_Document text_:
Append to line that is preceded AND followed by empty line

Question

I need to append an asterisk to a line, but only if said line is preceded and followed by empty lines (FYI, said empty lines will NOT have any white space in them).

Suppose I have the following file:

foo

foo
foo

foo

foo

I want the output to look like this:

foo

foo
foo

foo*

foo

I tried modifying the following awk command (found here):

awk 'NR==1 {l=$0; next}
       /^$/ {gsub(/test/,"xxx", l)}
       {print l; l=$0}
       END {print l}' file

to suit my uses, but got all tied up in knots.

Sed or Perl solutions are, of course, welcome also!

UPDATE:

It turned out that the question I asked was not quite correct. What I really needed was code that would append text to non-empty lines that do not start with whitespace AND are followed, two lines down, by non-empty lines that also do not start with whitespace.

For this revised problem, suppose I have the following file:

foo

third line foo

fifth line foo
 this line starts with a space foo
 this line starts with a space foo

ninth line foo

eleventh line foo

 this line starts with a space foo

last line foo

I want the output to look like this:

foobar

third line foobar

fifth line foo
 this line starts with a space foo
 this line starts with a space foo

ninth line foobar

eleventh line foo

 this line starts with a space foo

last line foo

For that, this sed one-liner does the trick:

sed '1N;N;/^[^[:space:]]/s/^\([^[:space:]].*\o\)\(\n\n[^[:space:]].*\)$/\1bar\2/;P;D' infile

Thanks to Benjamin W.'s clear and informative answer below, I was able to cobble this one-liner together!

Answer 1

A perl one-liner

perl -0777 -lne's/(?<=\n\n)(.*?)(\n\n)/$1\*$2/g; print' ol.txt

The -0777 "slurps" in the whole file, assigned to $_, on which the (global) substitution is run and which is then printed.

The lookbehind (?<=text) is needed for repeating patterns, [empty][line][empty][line][empty]. It is a "zero-width assertion" that only checks that the pattern is there without consuming it. That way the pattern stays available for next matches.

Such consecutive repeating patterns trip up the /(\n\n)(.*?)(\n\n)/$1$2\*$3/, posted initially, since the trailing \n\n are not considered for the start of the very next pattern, having been just matched.

Answer 2

One way to think about these problems is as a state machine.

start: state = 0

0: /* looking for a blank line */
   if (blank line) state = 1

1: /* leading blank line(s)

_Given task a_:
Answer these questions about the forum thread:
(i) In the revised problem, what text does the asker's sed one-liner append to matching lines?
(ii) According to the perl answer, what does the -0777 option do?
(iii) Which construct in the perl answer is called a "zero-width assertion"?

_Dataset entries_:

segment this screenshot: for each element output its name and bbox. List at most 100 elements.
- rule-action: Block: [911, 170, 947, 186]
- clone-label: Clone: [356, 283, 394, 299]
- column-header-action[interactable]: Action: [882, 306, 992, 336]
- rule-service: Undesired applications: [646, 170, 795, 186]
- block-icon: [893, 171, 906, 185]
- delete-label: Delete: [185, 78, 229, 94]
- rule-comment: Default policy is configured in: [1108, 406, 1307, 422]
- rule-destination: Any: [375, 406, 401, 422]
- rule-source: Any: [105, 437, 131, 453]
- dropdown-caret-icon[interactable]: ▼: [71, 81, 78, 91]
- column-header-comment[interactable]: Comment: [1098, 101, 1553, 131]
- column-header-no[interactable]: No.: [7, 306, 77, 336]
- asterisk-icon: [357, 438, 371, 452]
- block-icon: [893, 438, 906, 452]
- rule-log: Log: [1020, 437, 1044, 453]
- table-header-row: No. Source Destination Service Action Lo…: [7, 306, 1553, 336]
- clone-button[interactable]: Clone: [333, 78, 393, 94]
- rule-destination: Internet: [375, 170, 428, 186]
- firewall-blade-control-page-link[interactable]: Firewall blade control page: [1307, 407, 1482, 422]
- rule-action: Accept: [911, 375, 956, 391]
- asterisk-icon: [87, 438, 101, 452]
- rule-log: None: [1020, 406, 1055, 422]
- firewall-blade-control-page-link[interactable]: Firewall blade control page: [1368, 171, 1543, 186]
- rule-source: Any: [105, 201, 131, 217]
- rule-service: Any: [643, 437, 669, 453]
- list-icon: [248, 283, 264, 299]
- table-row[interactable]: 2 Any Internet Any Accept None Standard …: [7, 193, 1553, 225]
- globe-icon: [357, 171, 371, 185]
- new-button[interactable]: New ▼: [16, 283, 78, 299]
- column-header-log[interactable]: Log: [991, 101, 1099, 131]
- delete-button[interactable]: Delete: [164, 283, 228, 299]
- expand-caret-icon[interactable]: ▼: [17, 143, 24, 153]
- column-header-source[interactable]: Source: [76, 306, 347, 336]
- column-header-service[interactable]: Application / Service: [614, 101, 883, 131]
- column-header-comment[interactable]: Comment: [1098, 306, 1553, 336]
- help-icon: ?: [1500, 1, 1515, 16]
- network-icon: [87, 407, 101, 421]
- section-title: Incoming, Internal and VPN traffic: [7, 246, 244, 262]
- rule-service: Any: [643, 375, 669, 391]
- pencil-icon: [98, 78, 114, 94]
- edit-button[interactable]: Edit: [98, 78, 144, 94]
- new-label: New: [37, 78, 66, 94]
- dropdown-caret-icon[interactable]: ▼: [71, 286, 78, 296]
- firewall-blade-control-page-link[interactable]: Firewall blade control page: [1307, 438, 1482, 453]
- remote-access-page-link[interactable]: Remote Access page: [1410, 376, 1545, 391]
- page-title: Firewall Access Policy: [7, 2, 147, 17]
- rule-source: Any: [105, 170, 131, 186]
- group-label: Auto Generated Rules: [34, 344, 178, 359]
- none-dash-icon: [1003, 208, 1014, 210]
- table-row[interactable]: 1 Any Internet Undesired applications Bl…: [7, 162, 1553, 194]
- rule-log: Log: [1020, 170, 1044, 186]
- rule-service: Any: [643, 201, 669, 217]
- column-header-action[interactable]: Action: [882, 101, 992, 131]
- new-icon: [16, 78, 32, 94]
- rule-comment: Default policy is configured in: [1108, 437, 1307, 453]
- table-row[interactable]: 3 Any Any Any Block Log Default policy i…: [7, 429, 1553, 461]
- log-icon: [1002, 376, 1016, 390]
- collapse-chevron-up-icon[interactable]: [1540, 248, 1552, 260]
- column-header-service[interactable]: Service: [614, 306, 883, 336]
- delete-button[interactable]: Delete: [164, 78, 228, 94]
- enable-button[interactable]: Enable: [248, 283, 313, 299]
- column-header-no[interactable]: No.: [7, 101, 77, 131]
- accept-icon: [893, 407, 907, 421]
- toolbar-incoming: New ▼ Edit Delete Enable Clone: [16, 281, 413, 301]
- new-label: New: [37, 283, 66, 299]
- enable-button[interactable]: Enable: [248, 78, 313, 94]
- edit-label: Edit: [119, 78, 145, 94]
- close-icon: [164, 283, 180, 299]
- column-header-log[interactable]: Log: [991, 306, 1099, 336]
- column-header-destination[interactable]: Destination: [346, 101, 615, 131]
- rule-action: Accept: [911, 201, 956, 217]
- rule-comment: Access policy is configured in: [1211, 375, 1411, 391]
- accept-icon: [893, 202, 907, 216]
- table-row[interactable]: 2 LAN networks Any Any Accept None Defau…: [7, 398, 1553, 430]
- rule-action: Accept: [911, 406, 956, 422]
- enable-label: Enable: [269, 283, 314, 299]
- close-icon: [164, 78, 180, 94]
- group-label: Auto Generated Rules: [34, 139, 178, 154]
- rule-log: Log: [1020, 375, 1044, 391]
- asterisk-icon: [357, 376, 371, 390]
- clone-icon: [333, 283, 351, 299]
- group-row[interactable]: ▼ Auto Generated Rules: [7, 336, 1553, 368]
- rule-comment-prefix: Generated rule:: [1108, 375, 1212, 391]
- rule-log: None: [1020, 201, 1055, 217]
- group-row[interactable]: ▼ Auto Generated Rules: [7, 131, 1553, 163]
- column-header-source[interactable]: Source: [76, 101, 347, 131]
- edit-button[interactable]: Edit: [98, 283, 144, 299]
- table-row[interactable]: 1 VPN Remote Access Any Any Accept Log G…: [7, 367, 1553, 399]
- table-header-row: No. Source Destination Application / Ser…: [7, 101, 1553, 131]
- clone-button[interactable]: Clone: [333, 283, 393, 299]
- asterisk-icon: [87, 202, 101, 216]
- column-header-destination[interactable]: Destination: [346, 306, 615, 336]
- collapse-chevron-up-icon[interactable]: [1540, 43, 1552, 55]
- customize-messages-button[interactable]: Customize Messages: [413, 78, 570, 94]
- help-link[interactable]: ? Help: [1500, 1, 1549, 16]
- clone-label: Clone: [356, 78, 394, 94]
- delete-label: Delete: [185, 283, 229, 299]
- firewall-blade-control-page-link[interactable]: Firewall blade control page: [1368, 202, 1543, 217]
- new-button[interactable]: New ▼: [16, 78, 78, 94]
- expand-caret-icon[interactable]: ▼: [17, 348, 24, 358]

_Given task b_: Reproduce the listing word for word, beginning at its first line and stopping after the line that contains "- rule-source: Any: [105, 437, 131, 453]".

_Written answer a_:
(i) It appends "bar".
(ii) It "slurps" in the whole file, assigned to $_.
(iii) The lookbehind (?<=text).

_Written answer b_:
segment this screenshot: for each element output its name and bbox. List at most 100 elements.
- rule-action: Block: [911, 170, 947, 186]
- clone-label: Clone: [356, 283, 394, 299]
- column-header-action[interactable]: Action: [882, 306, 992, 336]
- rule-service: Undesired applications: [646, 170, 795, 186]
- block-icon: [893, 171, 906, 185]
- delete-label: Delete: [185, 78, 229, 94]
- rule-comment: Default policy is configured in: [1108, 406, 1307, 422]
- rule-destination: Any: [375, 406, 401, 422]
- rule-source: Any: [105, 437, 131, 453]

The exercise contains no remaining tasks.